◆ **SOURCE TEXT**:
● ● ● ●

Blastik: Battling plastic for cleaner, healthier Philippines

WITH hopes to teach public and private sector groups on how to lessen the plastic footprint among communities, a small farming community in a southern Negros Occidental locality is taking a bold step poised to empower Negrenses and Filipinos in combatting pollution for a cleaner and healthier Philippines.

Inside a less than five-hectare farm and fish production area at Barangay Enclaro in Binalbagan town that promotes integrated and diversified farming alongside environment protection and conservation, thrives a full-circle plastic bottle collection and recycling initiative called The Blastik Project.

The Blastik or the Balik Plastic Bottle Project is a full-circle plastic bottle collection and recycling program initiated by an association of farmers called PeacePond. It adopts a “full-circle” concept as everything in a plastic bottle like caps, body and bottles gets recycled -- nothing goes to waste.

Launched on July 18 this year, the project is designed for easy replication in barangays, local government units (LGUs), organizations, and small companies.

Checcs Osmeña-Orbida, project head, said PeacePond had always hoped for a more substantial program in its solid waste management efforts. It has worked with the Coca-Cola Foundation and Aid Foundation Inc. (AIDFI) in the Agos Ram Pump Project for six years.

● ● ● ●

◆ **YOUR INSTRUCTIONS**: Please list every place or group that the Blastik text says the project is designed to be easily replicated in.

◆ **DATA EXTRACTS**:
● ● ● ●

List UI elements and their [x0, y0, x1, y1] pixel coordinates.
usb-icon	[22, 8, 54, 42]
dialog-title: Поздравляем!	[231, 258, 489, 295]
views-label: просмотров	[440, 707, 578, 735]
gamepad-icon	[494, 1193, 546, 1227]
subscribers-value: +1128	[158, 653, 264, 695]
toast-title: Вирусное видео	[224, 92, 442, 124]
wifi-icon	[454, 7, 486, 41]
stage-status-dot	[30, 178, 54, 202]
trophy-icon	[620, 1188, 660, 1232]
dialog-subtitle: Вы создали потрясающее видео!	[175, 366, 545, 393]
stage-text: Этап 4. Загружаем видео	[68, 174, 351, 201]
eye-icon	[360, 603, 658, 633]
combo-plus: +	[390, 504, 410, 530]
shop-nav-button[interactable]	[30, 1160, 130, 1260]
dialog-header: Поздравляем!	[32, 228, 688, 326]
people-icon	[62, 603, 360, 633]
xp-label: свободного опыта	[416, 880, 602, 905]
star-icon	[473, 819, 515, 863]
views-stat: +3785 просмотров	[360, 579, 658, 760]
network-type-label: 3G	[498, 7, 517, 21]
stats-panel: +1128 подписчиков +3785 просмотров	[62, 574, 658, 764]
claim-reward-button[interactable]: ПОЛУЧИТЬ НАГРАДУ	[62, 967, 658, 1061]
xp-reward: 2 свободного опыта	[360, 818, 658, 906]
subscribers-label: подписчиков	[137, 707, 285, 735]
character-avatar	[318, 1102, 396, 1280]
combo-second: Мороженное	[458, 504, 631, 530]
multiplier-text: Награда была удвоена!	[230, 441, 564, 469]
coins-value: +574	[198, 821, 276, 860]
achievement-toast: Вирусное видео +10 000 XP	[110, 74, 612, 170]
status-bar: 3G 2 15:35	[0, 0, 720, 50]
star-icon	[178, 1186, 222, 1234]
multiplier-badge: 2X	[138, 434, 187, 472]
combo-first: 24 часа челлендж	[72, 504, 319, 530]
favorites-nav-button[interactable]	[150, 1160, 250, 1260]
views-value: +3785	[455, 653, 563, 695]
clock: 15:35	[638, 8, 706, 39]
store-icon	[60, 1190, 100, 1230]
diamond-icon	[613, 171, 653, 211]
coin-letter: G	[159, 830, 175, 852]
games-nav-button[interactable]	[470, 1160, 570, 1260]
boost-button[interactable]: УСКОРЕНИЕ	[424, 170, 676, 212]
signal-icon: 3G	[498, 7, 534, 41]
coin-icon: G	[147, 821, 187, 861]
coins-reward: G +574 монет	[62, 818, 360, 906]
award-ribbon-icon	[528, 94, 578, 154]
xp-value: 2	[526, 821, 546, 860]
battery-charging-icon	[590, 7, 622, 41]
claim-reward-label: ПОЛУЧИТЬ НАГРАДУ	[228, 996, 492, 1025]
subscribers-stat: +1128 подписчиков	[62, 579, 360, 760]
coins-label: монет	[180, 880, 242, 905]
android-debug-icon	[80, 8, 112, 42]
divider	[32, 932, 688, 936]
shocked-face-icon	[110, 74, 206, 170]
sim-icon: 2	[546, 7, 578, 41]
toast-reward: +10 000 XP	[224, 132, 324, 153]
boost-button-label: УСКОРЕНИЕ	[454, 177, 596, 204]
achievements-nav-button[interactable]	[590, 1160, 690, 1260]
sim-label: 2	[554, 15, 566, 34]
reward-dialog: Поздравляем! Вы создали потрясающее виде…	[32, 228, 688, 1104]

● ● ● ●

◆ **ANSWER SECTION**:
- barangays
- local government units (LGUs)
- organizations
- small companies